* Task to carry out:
From the records below, copy every line that contains the word "ylabel".

[Collected data entries]
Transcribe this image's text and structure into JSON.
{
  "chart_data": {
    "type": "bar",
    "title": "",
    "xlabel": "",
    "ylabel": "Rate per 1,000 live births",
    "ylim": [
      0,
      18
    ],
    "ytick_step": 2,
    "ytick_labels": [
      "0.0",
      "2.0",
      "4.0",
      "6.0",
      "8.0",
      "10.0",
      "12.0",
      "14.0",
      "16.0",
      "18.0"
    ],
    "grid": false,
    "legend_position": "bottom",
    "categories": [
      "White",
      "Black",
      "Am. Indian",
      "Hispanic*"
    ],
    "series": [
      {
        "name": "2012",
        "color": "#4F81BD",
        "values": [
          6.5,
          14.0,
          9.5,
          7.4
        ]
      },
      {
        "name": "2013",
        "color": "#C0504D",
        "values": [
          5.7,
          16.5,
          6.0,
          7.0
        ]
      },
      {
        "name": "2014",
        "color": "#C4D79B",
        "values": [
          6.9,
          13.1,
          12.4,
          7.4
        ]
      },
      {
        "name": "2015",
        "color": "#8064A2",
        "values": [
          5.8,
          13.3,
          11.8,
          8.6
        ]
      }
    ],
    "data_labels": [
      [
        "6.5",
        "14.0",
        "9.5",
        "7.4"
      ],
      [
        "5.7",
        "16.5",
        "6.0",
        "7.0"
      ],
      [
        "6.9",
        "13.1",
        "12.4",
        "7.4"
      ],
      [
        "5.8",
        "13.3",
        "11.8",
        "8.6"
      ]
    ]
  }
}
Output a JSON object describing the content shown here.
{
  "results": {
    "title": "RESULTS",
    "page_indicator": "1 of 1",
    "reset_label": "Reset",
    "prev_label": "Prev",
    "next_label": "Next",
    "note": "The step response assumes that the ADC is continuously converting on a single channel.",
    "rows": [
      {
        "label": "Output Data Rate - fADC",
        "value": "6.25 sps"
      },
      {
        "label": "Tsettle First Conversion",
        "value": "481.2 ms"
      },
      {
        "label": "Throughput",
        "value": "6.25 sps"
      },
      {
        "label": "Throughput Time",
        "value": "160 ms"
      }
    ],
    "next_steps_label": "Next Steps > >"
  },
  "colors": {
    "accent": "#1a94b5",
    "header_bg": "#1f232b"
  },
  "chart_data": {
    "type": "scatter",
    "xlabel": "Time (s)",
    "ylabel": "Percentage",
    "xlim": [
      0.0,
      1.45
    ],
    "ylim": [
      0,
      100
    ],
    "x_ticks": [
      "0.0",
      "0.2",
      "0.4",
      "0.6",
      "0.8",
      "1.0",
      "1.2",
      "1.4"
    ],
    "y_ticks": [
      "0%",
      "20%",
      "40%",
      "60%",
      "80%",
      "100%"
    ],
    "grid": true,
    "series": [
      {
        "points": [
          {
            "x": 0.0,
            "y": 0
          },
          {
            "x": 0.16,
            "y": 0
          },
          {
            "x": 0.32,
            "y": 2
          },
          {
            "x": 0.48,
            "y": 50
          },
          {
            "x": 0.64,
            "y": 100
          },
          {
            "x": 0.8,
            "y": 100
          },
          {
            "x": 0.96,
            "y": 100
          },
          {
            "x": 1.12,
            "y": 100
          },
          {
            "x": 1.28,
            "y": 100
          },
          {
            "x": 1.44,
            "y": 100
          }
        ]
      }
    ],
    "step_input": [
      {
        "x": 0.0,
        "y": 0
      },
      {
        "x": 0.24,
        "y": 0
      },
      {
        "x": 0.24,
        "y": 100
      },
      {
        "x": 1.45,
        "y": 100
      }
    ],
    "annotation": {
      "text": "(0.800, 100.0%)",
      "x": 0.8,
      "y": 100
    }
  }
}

* Reply to the task:
    "ylabel": "Rate per 1,000 live births",
    "ylabel": "Percentage",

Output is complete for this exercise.